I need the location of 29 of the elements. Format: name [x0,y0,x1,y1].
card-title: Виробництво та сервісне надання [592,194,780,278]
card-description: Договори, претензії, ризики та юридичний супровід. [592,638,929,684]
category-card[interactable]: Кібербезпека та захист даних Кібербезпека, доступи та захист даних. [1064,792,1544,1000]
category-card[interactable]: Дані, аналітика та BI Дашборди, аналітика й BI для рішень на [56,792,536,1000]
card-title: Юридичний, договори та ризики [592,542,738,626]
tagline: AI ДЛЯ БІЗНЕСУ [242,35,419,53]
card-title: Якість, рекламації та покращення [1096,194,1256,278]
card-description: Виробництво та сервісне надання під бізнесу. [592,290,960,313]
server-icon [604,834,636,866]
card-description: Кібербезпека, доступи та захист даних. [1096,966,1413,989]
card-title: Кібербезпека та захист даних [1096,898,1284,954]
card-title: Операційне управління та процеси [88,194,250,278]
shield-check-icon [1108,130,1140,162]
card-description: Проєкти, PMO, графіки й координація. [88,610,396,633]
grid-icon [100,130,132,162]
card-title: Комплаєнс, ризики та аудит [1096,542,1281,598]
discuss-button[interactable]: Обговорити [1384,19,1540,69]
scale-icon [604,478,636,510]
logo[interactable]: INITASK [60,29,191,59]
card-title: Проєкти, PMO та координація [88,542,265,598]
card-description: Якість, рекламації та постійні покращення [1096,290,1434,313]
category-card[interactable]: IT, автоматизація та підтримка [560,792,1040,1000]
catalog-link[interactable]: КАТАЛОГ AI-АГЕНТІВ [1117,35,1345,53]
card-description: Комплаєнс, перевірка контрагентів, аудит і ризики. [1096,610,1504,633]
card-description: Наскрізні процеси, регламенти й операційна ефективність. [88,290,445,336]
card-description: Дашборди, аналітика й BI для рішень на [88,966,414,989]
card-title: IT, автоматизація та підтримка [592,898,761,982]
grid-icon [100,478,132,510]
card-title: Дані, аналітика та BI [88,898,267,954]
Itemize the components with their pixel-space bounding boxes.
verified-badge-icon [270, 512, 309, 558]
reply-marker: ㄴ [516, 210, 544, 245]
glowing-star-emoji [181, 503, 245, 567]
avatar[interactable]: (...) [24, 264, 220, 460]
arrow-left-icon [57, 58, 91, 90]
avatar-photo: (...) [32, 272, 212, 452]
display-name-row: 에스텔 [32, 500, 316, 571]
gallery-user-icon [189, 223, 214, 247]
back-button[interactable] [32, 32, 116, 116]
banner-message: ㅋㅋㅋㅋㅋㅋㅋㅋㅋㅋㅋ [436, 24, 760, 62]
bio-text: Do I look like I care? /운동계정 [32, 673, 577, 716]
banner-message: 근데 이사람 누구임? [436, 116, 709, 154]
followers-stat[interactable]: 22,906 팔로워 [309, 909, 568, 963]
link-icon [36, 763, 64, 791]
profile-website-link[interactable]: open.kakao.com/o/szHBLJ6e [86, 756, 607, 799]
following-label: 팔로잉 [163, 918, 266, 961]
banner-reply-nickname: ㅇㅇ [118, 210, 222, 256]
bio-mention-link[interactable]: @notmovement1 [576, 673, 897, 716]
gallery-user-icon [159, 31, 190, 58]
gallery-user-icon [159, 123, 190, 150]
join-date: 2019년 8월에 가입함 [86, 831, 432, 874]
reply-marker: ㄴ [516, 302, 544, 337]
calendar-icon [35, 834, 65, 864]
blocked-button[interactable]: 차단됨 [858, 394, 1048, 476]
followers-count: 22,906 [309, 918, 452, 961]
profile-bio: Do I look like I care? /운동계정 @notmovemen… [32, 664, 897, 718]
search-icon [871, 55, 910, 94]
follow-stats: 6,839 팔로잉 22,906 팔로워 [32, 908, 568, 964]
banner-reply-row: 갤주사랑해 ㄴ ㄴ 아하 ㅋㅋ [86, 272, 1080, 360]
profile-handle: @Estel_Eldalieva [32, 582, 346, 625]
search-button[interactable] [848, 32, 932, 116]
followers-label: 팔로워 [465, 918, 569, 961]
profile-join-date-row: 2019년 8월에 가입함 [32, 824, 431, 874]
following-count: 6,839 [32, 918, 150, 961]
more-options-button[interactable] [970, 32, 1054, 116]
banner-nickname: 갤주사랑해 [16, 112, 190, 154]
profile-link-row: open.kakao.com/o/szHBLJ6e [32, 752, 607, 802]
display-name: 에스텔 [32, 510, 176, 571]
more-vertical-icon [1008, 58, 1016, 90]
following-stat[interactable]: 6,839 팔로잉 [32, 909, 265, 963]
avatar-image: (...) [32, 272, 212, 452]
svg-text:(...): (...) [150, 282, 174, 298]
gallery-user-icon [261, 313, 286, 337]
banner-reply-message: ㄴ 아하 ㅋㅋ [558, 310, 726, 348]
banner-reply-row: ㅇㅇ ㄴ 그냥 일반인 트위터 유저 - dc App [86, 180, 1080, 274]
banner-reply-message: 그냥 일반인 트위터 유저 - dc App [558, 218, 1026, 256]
.....
To be done: Copy out all of the lines above word for word, in the same order.

Exercise result:
I need the location of 29 of the elements. Format: name [x0,y0,x1,y1].
card-title: Виробництво та сервісне надання [592,194,780,278]
card-description: Договори, претензії, ризики та юридичний супровід. [592,638,929,684]
category-card[interactable]: Кібербезпека та захист даних Кібербезпека, доступи та захист даних. [1064,792,1544,1000]
category-card[interactable]: Дані, аналітика та BI Дашборди, аналітика й BI для рішень на [56,792,536,1000]
card-title: Юридичний, договори та ризики [592,542,738,626]
tagline: AI ДЛЯ БІЗНЕСУ [242,35,419,53]
card-title: Якість, рекламації та покращення [1096,194,1256,278]
card-description: Виробництво та сервісне надання під бізнесу. [592,290,960,313]
server-icon [604,834,636,866]
card-description: Кібербезпека, доступи та захист даних. [1096,966,1413,989]
card-title: Кібербезпека та захист даних [1096,898,1284,954]
card-title: Операційне управління та процеси [88,194,250,278]
shield-check-icon [1108,130,1140,162]
card-description: Проєкти, PMO, графіки й координація. [88,610,396,633]
grid-icon [100,130,132,162]
card-title: Комплаєнс, ризики та аудит [1096,542,1281,598]
discuss-button[interactable]: Обговорити [1384,19,1540,69]
scale-icon [604,478,636,510]
logo[interactable]: INITASK [60,29,191,59]
card-title: Проєкти, PMO та координація [88,542,265,598]
card-description: Якість, рекламації та постійні покращення [1096,290,1434,313]
category-card[interactable]: IT, автоматизація та підтримка [560,792,1040,1000]
catalog-link[interactable]: КАТАЛОГ AI-АГЕНТІВ [1117,35,1345,53]
card-description: Комплаєнс, перевірка контрагентів, аудит і ризики. [1096,610,1504,633]
card-description: Наскрізні процеси, регламенти й операційна ефективність. [88,290,445,336]
card-description: Дашборди, аналітика й BI для рішень на [88,966,414,989]
card-title: IT, автоматизація та підтримка [592,898,761,982]
grid-icon [100,478,132,510]
card-title: Дані, аналітика та BI [88,898,267,954]
Itemize the components with their pixel-space bounding boxes.
verified-badge-icon [270, 512, 309, 558]
reply-marker: ㄴ [516, 210, 544, 245]
glowing-star-emoji [181, 503, 245, 567]
avatar[interactable]: (...) [24, 264, 220, 460]
arrow-left-icon [57, 58, 91, 90]
avatar-photo: (...) [32, 272, 212, 452]
display-name-row: 에스텔 [32, 500, 316, 571]
gallery-user-icon [189, 223, 214, 247]
back-button[interactable] [32, 32, 116, 116]
banner-message: ㅋㅋㅋㅋㅋㅋㅋㅋㅋㅋㅋ [436, 24, 760, 62]
bio-text: Do I look like I care? /운동계정 [32, 673, 577, 716]
banner-message: 근데 이사람 누구임? [436, 116, 709, 154]
followers-stat[interactable]: 22,906 팔로워 [309, 909, 568, 963]
link-icon [36, 763, 64, 791]
profile-website-link[interactable]: open.kakao.com/o/szHBLJ6e [86, 756, 607, 799]
following-label: 팔로잉 [163, 918, 266, 961]
banner-reply-nickname: ㅇㅇ [118, 210, 222, 256]
bio-mention-link[interactable]: @notmovement1 [576, 673, 897, 716]
gallery-user-icon [159, 31, 190, 58]
gallery-user-icon [159, 123, 190, 150]
join-date: 2019년 8월에 가입함 [86, 831, 432, 874]
reply-marker: ㄴ [516, 302, 544, 337]
calendar-icon [35, 834, 65, 864]
blocked-button[interactable]: 차단됨 [858, 394, 1048, 476]
followers-count: 22,906 [309, 918, 452, 961]
profile-bio: Do I look like I care? /운동계정 @notmovemen… [32, 664, 897, 718]
search-icon [871, 55, 910, 94]
follow-stats: 6,839 팔로잉 22,906 팔로워 [32, 908, 568, 964]
banner-reply-row: 갤주사랑해 ㄴ ㄴ 아하 ㅋㅋ [86, 272, 1080, 360]
profile-handle: @Estel_Eldalieva [32, 582, 346, 625]
search-button[interactable] [848, 32, 932, 116]
followers-label: 팔로워 [465, 918, 569, 961]
profile-join-date-row: 2019년 8월에 가입함 [32, 824, 431, 874]
following-count: 6,839 [32, 918, 150, 961]
more-options-button[interactable] [970, 32, 1054, 116]
banner-nickname: 갤주사랑해 [16, 112, 190, 154]
profile-link-row: open.kakao.com/o/szHBLJ6e [32, 752, 607, 802]
display-name: 에스텔 [32, 510, 176, 571]
more-vertical-icon [1008, 58, 1016, 90]
following-stat[interactable]: 6,839 팔로잉 [32, 909, 265, 963]
avatar-image: (...) [32, 272, 212, 452]
svg-text:(...): (...) [150, 282, 174, 298]
gallery-user-icon [261, 313, 286, 337]
banner-reply-message: ㄴ 아하 ㅋㅋ [558, 310, 726, 348]
banner-reply-row: ㅇㅇ ㄴ 그냥 일반인 트위터 유저 - dc App [86, 180, 1080, 274]
banner-reply-message: 그냥 일반인 트위터 유저 - dc App [558, 218, 1026, 256]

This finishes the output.